→ **What is expected**:
Extract all lines containing "Minor".

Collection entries
## start

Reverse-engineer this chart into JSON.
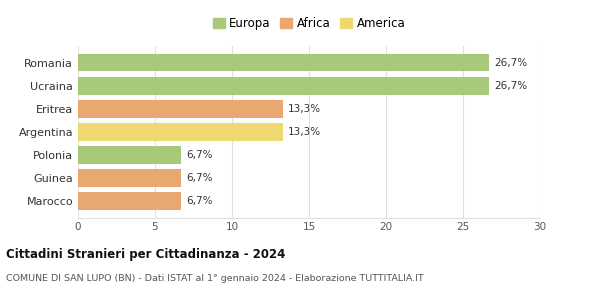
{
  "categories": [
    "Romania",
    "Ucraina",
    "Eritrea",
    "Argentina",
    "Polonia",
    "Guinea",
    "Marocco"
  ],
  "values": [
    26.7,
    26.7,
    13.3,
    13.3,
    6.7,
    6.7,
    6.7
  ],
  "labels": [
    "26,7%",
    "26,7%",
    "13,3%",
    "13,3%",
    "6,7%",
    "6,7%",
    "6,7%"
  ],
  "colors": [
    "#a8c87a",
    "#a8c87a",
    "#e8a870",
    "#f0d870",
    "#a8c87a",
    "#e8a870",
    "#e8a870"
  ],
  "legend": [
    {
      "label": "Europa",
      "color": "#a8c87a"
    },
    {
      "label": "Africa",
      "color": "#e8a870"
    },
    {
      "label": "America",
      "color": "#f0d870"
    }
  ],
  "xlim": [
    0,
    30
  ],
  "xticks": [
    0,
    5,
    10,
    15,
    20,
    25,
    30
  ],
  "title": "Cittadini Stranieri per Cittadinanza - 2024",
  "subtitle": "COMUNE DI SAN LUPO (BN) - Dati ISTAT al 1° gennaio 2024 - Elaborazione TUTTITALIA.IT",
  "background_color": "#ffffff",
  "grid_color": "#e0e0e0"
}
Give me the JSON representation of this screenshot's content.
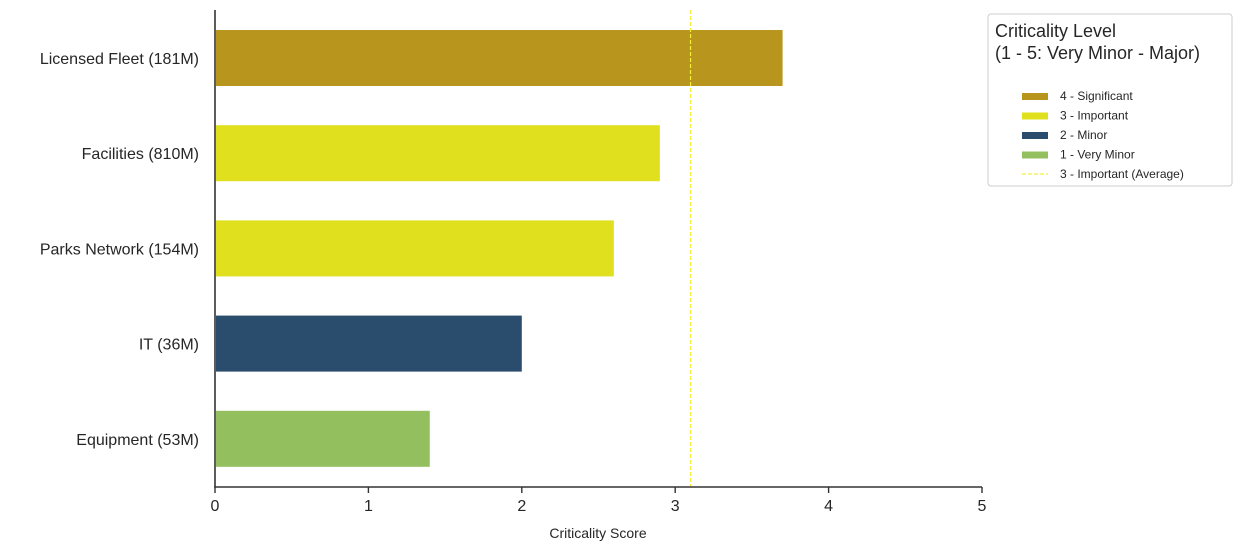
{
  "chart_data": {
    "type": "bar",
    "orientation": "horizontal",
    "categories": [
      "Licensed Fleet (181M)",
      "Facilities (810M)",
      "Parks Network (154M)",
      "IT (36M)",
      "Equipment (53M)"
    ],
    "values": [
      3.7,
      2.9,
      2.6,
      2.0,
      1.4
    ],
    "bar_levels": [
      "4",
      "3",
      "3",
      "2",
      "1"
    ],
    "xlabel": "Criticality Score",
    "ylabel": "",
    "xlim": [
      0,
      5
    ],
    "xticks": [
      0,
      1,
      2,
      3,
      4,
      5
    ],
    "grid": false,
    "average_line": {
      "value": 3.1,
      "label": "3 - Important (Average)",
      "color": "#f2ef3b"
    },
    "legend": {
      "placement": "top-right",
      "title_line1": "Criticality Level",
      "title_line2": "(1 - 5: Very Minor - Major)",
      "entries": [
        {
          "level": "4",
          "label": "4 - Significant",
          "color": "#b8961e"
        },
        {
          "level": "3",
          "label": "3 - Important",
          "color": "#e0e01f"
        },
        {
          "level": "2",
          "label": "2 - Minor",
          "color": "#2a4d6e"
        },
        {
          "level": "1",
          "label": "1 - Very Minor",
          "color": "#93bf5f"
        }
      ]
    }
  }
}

## end
## start

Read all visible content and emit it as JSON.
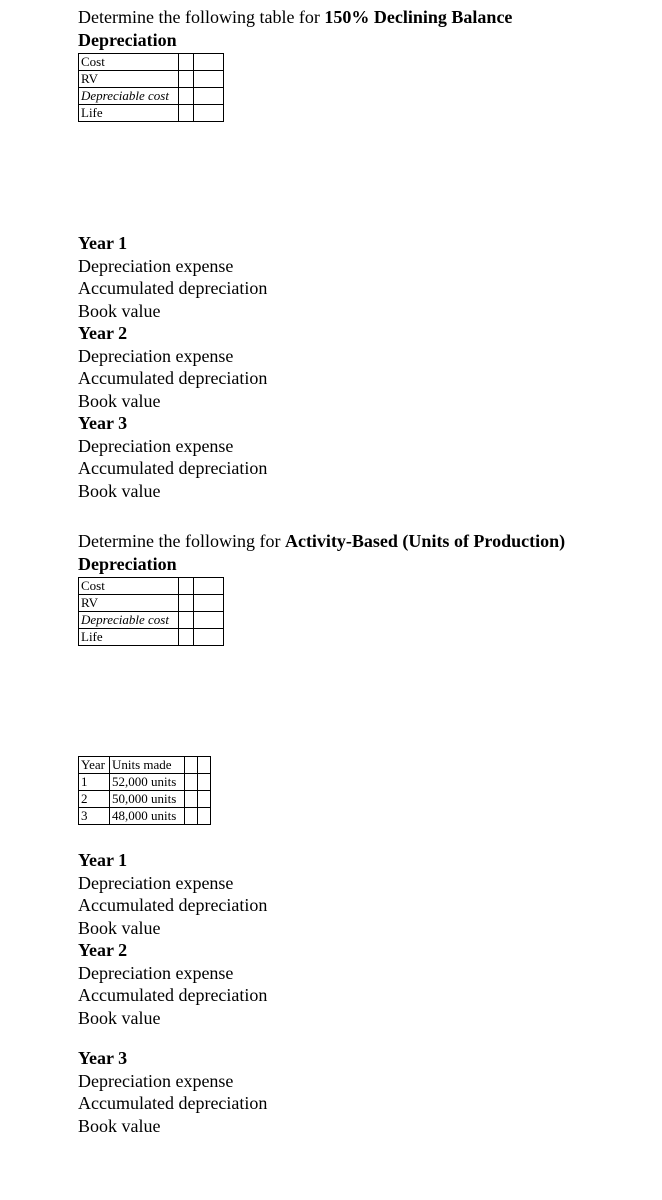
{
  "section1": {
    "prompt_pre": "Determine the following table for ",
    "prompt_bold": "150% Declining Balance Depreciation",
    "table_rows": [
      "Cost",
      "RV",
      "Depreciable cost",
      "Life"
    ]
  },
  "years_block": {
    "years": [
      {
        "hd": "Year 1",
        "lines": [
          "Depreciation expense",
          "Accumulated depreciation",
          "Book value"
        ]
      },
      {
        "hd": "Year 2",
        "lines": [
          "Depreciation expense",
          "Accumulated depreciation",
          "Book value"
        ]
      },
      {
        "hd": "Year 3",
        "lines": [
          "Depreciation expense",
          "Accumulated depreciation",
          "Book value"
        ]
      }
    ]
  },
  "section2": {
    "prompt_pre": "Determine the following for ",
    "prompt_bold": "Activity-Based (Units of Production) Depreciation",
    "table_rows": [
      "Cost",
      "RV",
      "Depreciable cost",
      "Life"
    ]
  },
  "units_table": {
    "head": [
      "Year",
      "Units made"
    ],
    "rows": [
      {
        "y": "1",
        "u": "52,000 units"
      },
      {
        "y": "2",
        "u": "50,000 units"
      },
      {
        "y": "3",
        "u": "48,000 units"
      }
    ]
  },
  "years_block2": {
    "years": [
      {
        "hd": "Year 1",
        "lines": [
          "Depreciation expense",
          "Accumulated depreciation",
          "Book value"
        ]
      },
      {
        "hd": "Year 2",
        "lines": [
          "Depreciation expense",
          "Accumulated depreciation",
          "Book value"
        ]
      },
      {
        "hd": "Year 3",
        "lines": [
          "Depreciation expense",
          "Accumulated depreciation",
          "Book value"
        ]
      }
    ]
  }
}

## end

→ **Solution to this task**:
      "title_line2": "(1 - 5: Very Minor - Major)",
          "label": "2 - Minor",
          "label": "1 - Very Minor",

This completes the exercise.